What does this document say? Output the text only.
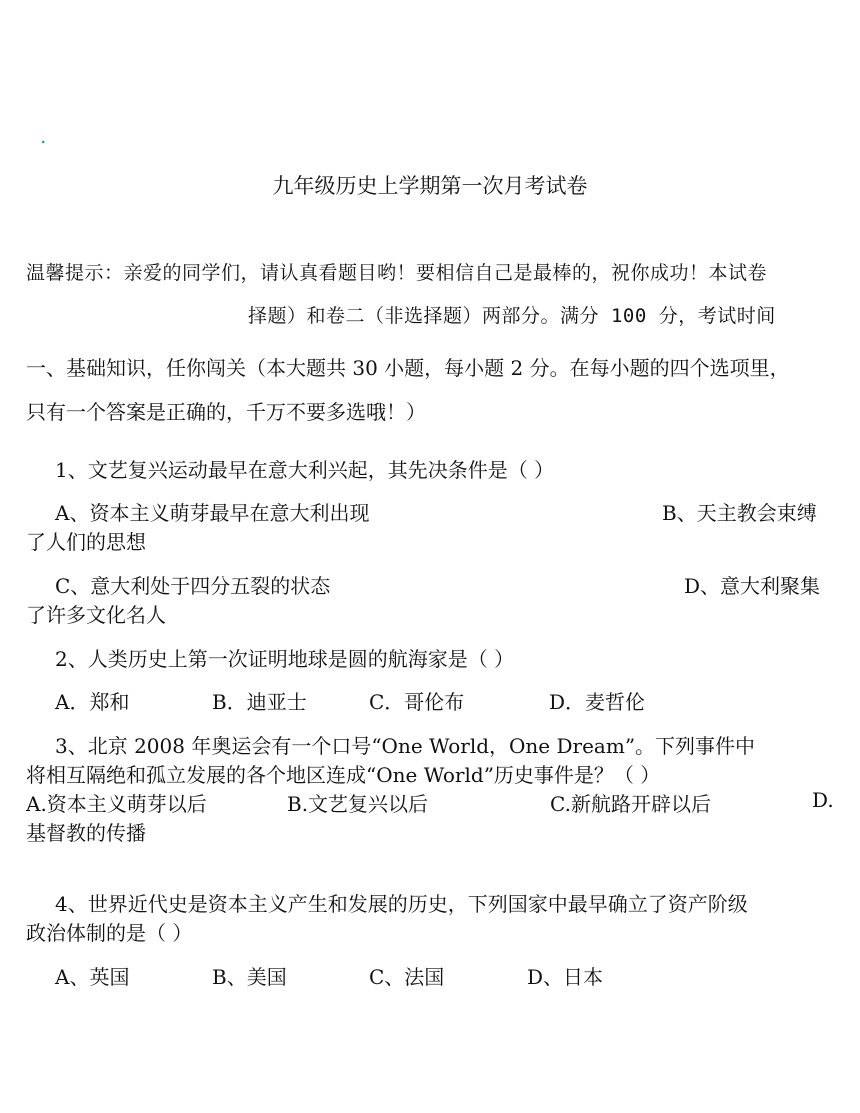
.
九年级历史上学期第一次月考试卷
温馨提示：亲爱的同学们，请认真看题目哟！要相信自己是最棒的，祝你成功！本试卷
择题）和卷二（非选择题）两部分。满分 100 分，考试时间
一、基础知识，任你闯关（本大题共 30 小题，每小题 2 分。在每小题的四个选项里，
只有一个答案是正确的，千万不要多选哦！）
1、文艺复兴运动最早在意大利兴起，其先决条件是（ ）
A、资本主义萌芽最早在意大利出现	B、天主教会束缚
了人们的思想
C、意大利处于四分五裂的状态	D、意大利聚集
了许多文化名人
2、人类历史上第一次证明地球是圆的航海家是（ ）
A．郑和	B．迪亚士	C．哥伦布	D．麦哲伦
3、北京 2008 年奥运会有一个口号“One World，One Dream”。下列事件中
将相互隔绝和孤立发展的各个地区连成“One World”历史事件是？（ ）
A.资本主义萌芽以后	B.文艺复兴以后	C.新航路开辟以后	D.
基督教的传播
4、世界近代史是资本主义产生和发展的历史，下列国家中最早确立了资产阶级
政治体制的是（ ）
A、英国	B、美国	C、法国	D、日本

-----

*Requirement*.
Pull every line holding "World" out of the records.

*Finished exercise*.
3、北京 2008 年奥运会有一个口号“One World，One Dream”。下列事件中
将相互隔绝和孤立发展的各个地区连成“One World”历史事件是？（ ）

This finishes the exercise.